### What is needed:
Answer with nothing except the number of lines that contain the word "classe".

++++++++++

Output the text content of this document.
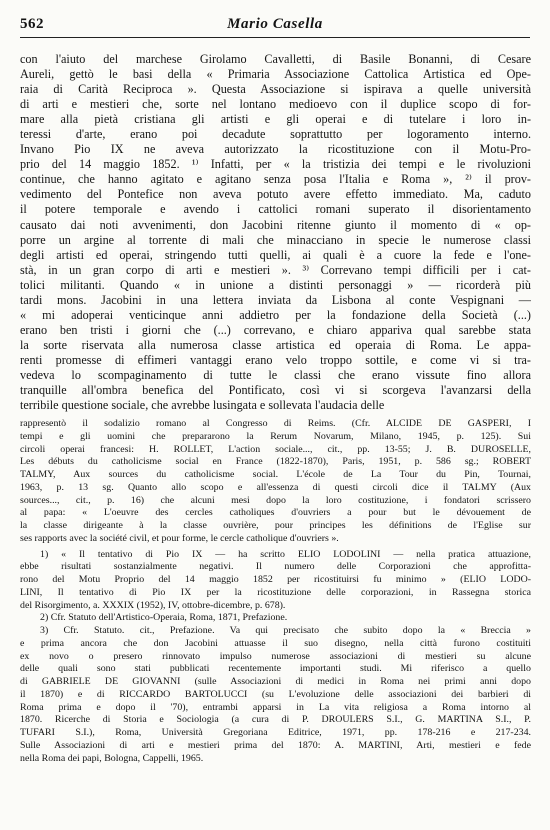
562	Mario Casella
con l'aiuto del marchese Girolamo Cavalletti, di Basile Bonanni, di Cesare
Aureli, gettò le basi della « Primaria Associazione Cattolica Artistica ed Ope-
raia di Carità Reciproca ». Questa Associazione si ispirava a quelle università
di arti e mestieri che, sorte nel lontano medioevo con il duplice scopo di for-
mare alla pietà cristiana gli artisti e gli operai e di tutelare i loro in-
teressi d'arte, erano poi decadute soprattutto per logoramento interno.
Invano Pio IX ne aveva autorizzato la ricostituzione con il Motu-Pro-
prio del 14 maggio 1852. ¹⁾ Infatti, per « la tristizia dei tempi e le rivoluzioni
continue, che hanno agitato e agitano senza posa l'Italia e Roma », ²⁾ il prov-
vedimento del Pontefice non aveva potuto avere effetto immediato. Ma, caduto
il potere temporale e avendo i cattolici romani superato il disorientamento
causato dai noti avvenimenti, don Jacobini ritenne giunto il momento di « op-
porre un argine al torrente di mali che minacciano in specie le numerose classi
degli artisti ed operai, stringendo tutti quelli, ai quali è a cuore la fede e l'one-
stà, in un gran corpo di arti e mestieri ». ³⁾ Correvano tempi difficili per i cat-
tolici militanti. Quando « in unione a distinti personaggi » — ricorderà più
tardi mons. Jacobini in una lettera inviata da Lisbona al conte Vespignani —
« mi adoperai venticinque anni addietro per la fondazione della Società (...)
erano ben tristi i giorni che (...) correvano, e chiaro appariva qual sarebbe stata
la sorte riservata alla numerosa classe artistica ed operaia di Roma. Le appa-
renti promesse di effimeri vantaggi erano velo troppo sottile, e come vi si tra-
vedeva lo scompaginamento di tutte le classi che erano vissute fino allora
tranquille all'ombra benefica del Pontificato, così vi si scorgeva l'avanzarsi della
terribile questione sociale, che avrebbe lusingata e sollevata l'audacia delle
rappresentò il sodalizio romano al Congresso di Reims. (Cfr. ALCIDE DE GASPERI, I
tempi e gli uomini che prepararono la Rerum Novarum, Milano, 1945, p. 125). Sui
circoli operai francesi: H. ROLLET, L'action sociale..., cit., pp. 13-55; J. B. DUROSELLE,
Les débuts du catholicisme social en France (1822-1870), Paris, 1951, p. 586 sg.; ROBERT
TALMY, Aux sources du catholicisme social. L'école de La Tour du Pin, Tournai,
1963, p. 13 sg. Quanto allo scopo e all'essenza di questi circoli dice il TALMY (Aux
sources..., cit., p. 16) che alcuni mesi dopo la loro costituzione, i fondatori scrissero
al papa: « L'oeuvre des cercles catholiques d'ouvriers a pour but le dévouement de
la classe dirigeante à la classe ouvrière, pour principes les définitions de l'Eglise sur
ses rapports avec la société civil, et pour forme, le cercle catholique d'ouvriers ».
1) « Il tentativo di Pio IX — ha scritto ELIO LODOLINI — nella pratica attuazione,
ebbe risultati sostanzialmente negativi. Il numero delle Corporazioni che approfitta-
rono del Motu Proprio del 14 maggio 1852 per ricostituirsi fu minimo » (ELIO LODO-
LINI, Il tentativo di Pio IX per la ricostituzione delle corporazioni, in Rassegna storica
del Risorgimento, a. XXXIX (1952), IV, ottobre-dicembre, p. 678).
2) Cfr. Statuto dell'Artistico-Operaia, Roma, 1871, Prefazione.
3) Cfr. Statuto. cit., Prefazione. Va qui precisato che subito dopo la « Breccia »
e prima ancora che don Jacobini attuasse il suo disegno, nella città furono costituiti
ex novo o presero rinnovato impulso numerose associazioni di mestieri su alcune
delle quali sono stati pubblicati recentemente importanti studi. Mi riferisco a quello
di GABRIELE DE GIOVANNI (sulle Associazioni di medici in Roma nei primi anni dopo
il 1870) e di RICCARDO BARTOLUCCI (su L'evoluzione delle associazioni dei barbieri di
Roma prima e dopo il '70), entrambi apparsi in La vita religiosa a Roma intorno al
1870. Ricerche di Storia e Sociologia (a cura di P. DROULERS S.I., G. MARTINA S.I., P.
TUFARI S.I.), Roma, Università Gregoriana Editrice, 1971, pp. 178-216 e 217-234.
Sulle Associazioni di arti e mestieri prima del 1870: A. MARTINI, Arti, mestieri e fede
nella Roma dei papi, Bologna, Cappelli, 1965.
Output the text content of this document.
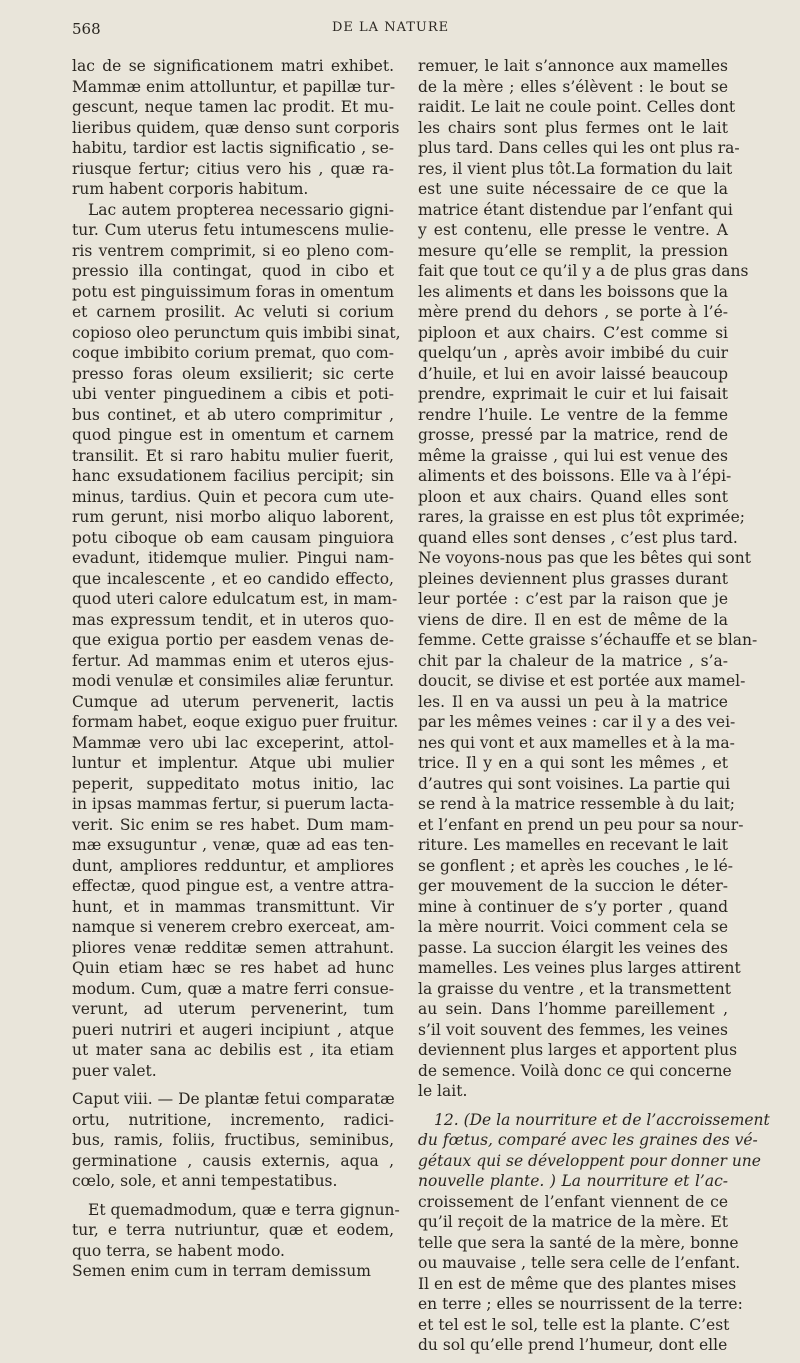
568	DE LA NATURE
lac de se significationem matri exhibet.
Mammæ enim attolluntur, et papillæ tur-
gescunt, neque tamen lac prodit. Et mu-
lieribus quidem, quæ denso sunt corporis
habitu, tardior est lactis significatio , se-
riusque fertur; citius vero his , quæ ra-
rum habent corporis habitum.
Lac autem propterea necessario gigni-
tur. Cum uterus fetu intumescens mulie-
ris ventrem comprimit, si eo pleno com-
pressio illa contingat, quod in cibo et
potu est pinguissimum foras in omentum
et carnem prosilit. Ac veluti si corium
copioso oleo perunctum quis imbibi sinat,
coque imbibito corium premat, quo com-
presso foras oleum exsilierit; sic certe
ubi venter pinguedinem a cibis et poti-
bus continet, et ab utero comprimitur ,
quod pingue est in omentum et carnem
transilit. Et si raro habitu mulier fuerit,
hanc exsudationem facilius percipit; sin
minus, tardius. Quin et pecora cum ute-
rum gerunt, nisi morbo aliquo laborent,
potu ciboque ob eam causam pinguiora
evadunt, itidemque mulier. Pingui nam-
que incalescente , et eo candido effecto,
quod uteri calore edulcatum est, in mam-
mas expressum tendit, et in uteros quo-
que exigua portio per easdem venas de-
fertur. Ad mammas enim et uteros ejus-
modi venulæ et consimiles aliæ feruntur.
Cumque ad uterum pervenerit, lactis
formam habet, eoque exiguo puer fruitur.
Mammæ vero ubi lac exceperint, attol-
luntur et implentur. Atque ubi mulier
peperit, suppeditato motus initio, lac
in ipsas mammas fertur, si puerum lacta-
verit. Sic enim se res habet. Dum mam-
mæ exsuguntur , venæ, quæ ad eas ten-
dunt, ampliores redduntur, et ampliores
effectæ, quod pingue est, a ventre attra-
hunt, et in mammas transmittunt. Vir
namque si venerem crebro exerceat, am-
pliores venæ redditæ semen attrahunt.
Quin etiam hæc se res habet ad hunc
modum. Cum, quæ a matre ferri consue-
verunt, ad uterum pervenerint, tum
pueri nutriri et augeri incipiunt , atque
ut mater sana ac debilis est , ita etiam
puer valet.
Caput viii. — De plantæ fetui comparatæ
ortu, nutritione, incremento, radici-
bus, ramis, foliis, fructibus, seminibus,
germinatione , causis externis, aqua ,
cœlo, sole, et anni tempestatibus.
Et quemadmodum, quæ e terra gignun-
tur, e terra nutriuntur, quæ et eodem,
quo terra, se habent modo.
Semen enim cum in terram demissum
remuer, le lait s’annonce aux mamelles
de la mère ; elles s’élèvent : le bout se
raidit. Le lait ne coule point. Celles dont
les chairs sont plus fermes ont le lait
plus tard. Dans celles qui les ont plus ra-
res, il vient plus tôt.La formation du lait
est une suite nécessaire de ce que la
matrice étant distendue par l’enfant qui
y est contenu, elle presse le ventre. A
mesure qu’elle se remplit, la pression
fait que tout ce qu’il y a de plus gras dans
les aliments et dans les boissons que la
mère prend du dehors , se porte à l’é-
piploon et aux chairs. C’est comme si
quelqu’un , après avoir imbibé du cuir
d’huile, et lui en avoir laissé beaucoup
prendre, exprimait le cuir et lui faisait
rendre l’huile. Le ventre de la femme
grosse, pressé par la matrice, rend de
même la graisse , qui lui est venue des
aliments et des boissons. Elle va à l’épi-
ploon et aux chairs. Quand elles sont
rares, la graisse en est plus tôt exprimée;
quand elles sont denses , c’est plus tard.
Ne voyons-nous pas que les bêtes qui sont
pleines deviennent plus grasses durant
leur portée : c’est par la raison que je
viens de dire. Il en est de même de la
femme. Cette graisse s’échauffe et se blan-
chit par la chaleur de la matrice , s’a-
doucit, se divise et est portée aux mamel-
les. Il en va aussi un peu à la matrice
par les mêmes veines : car il y a des vei-
nes qui vont et aux mamelles et à la ma-
trice. Il y en a qui sont les mêmes , et
d’autres qui sont voisines. La partie qui
se rend à la matrice ressemble à du lait;
et l’enfant en prend un peu pour sa nour-
riture. Les mamelles en recevant le lait
se gonflent ; et après les couches , le lé-
ger mouvement de la succion le déter-
mine à continuer de s’y porter , quand
la mère nourrit. Voici comment cela se
passe. La succion élargit les veines des
mamelles. Les veines plus larges attirent
la graisse du ventre , et la transmettent
au sein. Dans l’homme pareillement ,
s’il voit souvent des femmes, les veines
deviennent plus larges et apportent plus
de semence. Voilà donc ce qui concerne
le lait.
12. (De la nourriture et de l’accroissement
du fœtus, comparé avec les graines des vé-
gétaux qui se développent pour donner une
nouvelle plante. ) La nourriture et l’ac-
croissement de l’enfant viennent de ce
qu’il reçoit de la matrice de la mère. Et
telle que sera la santé de la mère, bonne
ou mauvaise , telle sera celle de l’enfant.
Il en est de même que des plantes mises
en terre ; elles se nourrissent de la terre:
et tel est le sol, telle est la plante. C’est
du sol qu’elle prend l’humeur, dont elle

++++++++++

### Reply to the exercise:
2